◆ Short task ◆
Copy out the rows word for word, from the first one down to and including the line containing "398, 1455, 411]".

◆ Data in this exercise ◆
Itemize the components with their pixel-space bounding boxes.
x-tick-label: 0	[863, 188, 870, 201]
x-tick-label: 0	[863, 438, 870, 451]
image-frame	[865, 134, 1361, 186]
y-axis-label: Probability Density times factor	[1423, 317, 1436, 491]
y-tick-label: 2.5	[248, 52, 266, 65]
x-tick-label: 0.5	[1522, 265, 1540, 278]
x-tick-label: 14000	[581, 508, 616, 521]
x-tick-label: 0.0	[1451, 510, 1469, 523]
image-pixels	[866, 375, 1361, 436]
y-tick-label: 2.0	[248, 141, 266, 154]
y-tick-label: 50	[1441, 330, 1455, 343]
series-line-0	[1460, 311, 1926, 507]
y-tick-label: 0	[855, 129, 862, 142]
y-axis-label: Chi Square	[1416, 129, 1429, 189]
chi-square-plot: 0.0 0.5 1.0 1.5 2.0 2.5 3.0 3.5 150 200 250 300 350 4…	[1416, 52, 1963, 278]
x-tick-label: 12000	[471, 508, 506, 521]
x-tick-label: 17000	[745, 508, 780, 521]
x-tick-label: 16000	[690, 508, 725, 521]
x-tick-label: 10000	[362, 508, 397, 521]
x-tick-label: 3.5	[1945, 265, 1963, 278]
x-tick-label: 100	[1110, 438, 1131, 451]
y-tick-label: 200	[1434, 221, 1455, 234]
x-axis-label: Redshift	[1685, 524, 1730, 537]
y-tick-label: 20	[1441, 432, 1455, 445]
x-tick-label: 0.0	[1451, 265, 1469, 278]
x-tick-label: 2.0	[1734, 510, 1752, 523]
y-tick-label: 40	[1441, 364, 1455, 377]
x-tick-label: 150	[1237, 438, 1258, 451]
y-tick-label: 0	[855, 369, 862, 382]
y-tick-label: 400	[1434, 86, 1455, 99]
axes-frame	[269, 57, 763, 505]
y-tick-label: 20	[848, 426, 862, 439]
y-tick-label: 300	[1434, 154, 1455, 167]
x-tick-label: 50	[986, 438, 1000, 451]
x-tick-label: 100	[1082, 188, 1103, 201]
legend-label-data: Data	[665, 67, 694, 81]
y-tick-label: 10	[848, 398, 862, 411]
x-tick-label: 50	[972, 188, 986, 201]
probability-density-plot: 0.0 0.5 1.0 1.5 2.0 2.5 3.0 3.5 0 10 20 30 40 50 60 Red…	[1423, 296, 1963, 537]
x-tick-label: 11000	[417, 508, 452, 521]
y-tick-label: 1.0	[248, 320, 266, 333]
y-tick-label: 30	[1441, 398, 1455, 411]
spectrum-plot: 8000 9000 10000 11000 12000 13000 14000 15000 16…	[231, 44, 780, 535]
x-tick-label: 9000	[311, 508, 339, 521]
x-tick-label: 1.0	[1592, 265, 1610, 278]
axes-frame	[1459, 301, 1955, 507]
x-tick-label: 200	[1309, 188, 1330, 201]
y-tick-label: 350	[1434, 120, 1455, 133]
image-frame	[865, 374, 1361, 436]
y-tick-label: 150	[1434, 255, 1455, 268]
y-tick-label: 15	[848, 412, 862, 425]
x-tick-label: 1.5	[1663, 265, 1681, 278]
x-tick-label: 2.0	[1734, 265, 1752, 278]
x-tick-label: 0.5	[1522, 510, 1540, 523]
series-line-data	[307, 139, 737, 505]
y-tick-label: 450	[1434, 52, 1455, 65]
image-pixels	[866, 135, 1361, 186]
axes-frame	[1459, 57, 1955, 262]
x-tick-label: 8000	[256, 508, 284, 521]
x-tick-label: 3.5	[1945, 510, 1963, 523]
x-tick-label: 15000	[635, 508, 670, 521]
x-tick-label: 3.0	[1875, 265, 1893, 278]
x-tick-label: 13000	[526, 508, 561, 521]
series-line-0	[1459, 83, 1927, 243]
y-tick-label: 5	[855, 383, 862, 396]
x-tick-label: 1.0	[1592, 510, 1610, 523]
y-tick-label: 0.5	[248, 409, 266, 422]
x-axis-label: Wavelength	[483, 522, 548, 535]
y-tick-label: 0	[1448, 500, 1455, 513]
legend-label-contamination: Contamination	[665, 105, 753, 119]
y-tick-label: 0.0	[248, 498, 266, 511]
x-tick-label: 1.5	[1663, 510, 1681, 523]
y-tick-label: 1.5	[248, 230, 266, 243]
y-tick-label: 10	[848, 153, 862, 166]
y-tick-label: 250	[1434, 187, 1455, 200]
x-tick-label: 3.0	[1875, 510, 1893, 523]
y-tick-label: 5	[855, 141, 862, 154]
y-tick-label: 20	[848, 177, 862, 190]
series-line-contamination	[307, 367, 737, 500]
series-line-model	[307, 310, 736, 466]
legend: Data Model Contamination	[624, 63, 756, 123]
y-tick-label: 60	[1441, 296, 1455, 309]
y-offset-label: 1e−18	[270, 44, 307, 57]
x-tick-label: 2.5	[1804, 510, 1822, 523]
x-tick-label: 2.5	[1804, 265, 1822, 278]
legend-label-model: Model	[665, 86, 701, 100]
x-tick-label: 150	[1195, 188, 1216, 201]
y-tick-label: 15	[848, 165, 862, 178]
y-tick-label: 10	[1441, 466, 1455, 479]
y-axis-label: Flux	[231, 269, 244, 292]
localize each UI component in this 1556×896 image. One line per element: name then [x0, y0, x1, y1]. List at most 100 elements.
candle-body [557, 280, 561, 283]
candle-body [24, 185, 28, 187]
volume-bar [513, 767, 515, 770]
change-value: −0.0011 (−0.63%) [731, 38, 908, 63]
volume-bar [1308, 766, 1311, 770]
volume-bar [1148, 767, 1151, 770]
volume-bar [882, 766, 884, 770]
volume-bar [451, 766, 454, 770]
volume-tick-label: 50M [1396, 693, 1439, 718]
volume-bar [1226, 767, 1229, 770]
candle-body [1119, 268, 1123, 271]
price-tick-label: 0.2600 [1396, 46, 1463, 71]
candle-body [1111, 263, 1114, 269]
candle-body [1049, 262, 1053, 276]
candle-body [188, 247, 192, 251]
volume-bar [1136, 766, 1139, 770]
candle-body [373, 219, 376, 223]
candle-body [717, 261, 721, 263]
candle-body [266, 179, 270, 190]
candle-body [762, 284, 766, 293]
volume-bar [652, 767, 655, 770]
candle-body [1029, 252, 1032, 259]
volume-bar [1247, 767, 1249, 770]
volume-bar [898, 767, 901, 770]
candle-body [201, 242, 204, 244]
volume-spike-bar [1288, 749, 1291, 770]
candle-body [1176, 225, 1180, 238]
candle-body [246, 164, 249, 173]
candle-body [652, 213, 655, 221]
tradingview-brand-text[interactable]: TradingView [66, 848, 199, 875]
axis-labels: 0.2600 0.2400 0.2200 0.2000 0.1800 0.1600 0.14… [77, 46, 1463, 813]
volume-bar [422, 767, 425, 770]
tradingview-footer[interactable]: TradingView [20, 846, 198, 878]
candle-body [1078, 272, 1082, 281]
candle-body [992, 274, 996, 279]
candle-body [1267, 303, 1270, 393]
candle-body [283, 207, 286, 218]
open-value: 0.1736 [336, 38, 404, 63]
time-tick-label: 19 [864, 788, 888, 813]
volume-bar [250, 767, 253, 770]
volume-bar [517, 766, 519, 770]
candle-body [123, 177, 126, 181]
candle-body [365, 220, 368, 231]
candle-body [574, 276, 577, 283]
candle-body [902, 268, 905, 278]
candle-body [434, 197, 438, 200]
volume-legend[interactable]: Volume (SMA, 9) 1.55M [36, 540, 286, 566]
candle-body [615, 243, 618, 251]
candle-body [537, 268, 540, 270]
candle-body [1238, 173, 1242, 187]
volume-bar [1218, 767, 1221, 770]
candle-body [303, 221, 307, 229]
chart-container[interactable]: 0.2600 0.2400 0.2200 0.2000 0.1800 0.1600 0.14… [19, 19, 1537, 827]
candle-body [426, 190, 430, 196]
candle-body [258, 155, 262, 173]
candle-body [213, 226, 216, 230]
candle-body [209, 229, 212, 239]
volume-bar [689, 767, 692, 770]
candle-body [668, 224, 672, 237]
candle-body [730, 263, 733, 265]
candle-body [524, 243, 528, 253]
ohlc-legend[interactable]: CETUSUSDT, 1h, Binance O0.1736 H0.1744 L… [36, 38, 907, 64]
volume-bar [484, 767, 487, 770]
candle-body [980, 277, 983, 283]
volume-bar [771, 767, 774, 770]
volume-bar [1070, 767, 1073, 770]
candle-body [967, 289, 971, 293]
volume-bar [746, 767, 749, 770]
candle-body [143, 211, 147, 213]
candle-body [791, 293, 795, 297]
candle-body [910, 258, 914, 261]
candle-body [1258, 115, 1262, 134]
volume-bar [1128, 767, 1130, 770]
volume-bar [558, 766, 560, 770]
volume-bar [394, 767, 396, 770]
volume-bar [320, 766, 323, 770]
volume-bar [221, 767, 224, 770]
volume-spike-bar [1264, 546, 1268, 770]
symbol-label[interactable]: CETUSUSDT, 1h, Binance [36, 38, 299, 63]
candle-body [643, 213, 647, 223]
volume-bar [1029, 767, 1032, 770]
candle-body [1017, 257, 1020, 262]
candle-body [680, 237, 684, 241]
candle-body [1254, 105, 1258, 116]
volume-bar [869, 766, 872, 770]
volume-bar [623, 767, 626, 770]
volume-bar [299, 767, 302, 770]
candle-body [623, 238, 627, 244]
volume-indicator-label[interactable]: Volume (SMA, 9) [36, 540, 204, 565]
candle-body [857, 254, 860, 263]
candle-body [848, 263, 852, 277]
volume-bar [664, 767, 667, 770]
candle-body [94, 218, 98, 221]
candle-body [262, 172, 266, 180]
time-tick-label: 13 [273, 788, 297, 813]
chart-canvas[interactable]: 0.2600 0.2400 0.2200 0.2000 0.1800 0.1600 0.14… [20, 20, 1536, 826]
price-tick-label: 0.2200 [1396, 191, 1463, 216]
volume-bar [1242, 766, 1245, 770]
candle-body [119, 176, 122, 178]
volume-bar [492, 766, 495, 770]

◆ Task answer ◆
Itemize the components with their pixel-space bounding boxes.
x-tick-label: 0	[863, 188, 870, 201]
x-tick-label: 0	[863, 438, 870, 451]
image-frame	[865, 134, 1361, 186]
y-axis-label: Probability Density times factor	[1423, 317, 1436, 491]
y-tick-label: 2.5	[248, 52, 266, 65]
x-tick-label: 0.5	[1522, 265, 1540, 278]
x-tick-label: 14000	[581, 508, 616, 521]
x-tick-label: 0.0	[1451, 510, 1469, 523]
image-pixels	[866, 375, 1361, 436]
y-tick-label: 2.0	[248, 141, 266, 154]
y-tick-label: 50	[1441, 330, 1455, 343]
series-line-0	[1460, 311, 1926, 507]
y-tick-label: 0	[855, 129, 862, 142]
y-axis-label: Chi Square	[1416, 129, 1429, 189]
chi-square-plot: 0.0 0.5 1.0 1.5 2.0 2.5 3.0 3.5 150 200 250 300 350 4…	[1416, 52, 1963, 278]
x-tick-label: 12000	[471, 508, 506, 521]
x-tick-label: 17000	[745, 508, 780, 521]
x-tick-label: 16000	[690, 508, 725, 521]
x-tick-label: 10000	[362, 508, 397, 521]
x-tick-label: 3.5	[1945, 265, 1963, 278]
x-tick-label: 100	[1110, 438, 1131, 451]
y-tick-label: 200	[1434, 221, 1455, 234]
x-axis-label: Redshift	[1685, 524, 1730, 537]
y-tick-label: 20	[1441, 432, 1455, 445]
x-tick-label: 0.0	[1451, 265, 1469, 278]
x-tick-label: 2.0	[1734, 510, 1752, 523]
y-tick-label: 40	[1441, 364, 1455, 377]
x-tick-label: 150	[1237, 438, 1258, 451]
y-tick-label: 0	[855, 369, 862, 382]
y-tick-label: 400	[1434, 86, 1455, 99]
axes-frame	[269, 57, 763, 505]
y-tick-label: 20	[848, 426, 862, 439]
y-tick-label: 300	[1434, 154, 1455, 167]
x-tick-label: 50	[986, 438, 1000, 451]
x-tick-label: 100	[1082, 188, 1103, 201]
legend-label-data: Data	[665, 67, 694, 81]
y-tick-label: 10	[848, 398, 862, 411]
x-tick-label: 50	[972, 188, 986, 201]
probability-density-plot: 0.0 0.5 1.0 1.5 2.0 2.5 3.0 3.5 0 10 20 30 40 50 60 Red…	[1423, 296, 1963, 537]
x-tick-label: 11000	[417, 508, 452, 521]
y-tick-label: 1.0	[248, 320, 266, 333]
y-tick-label: 30	[1441, 398, 1455, 411]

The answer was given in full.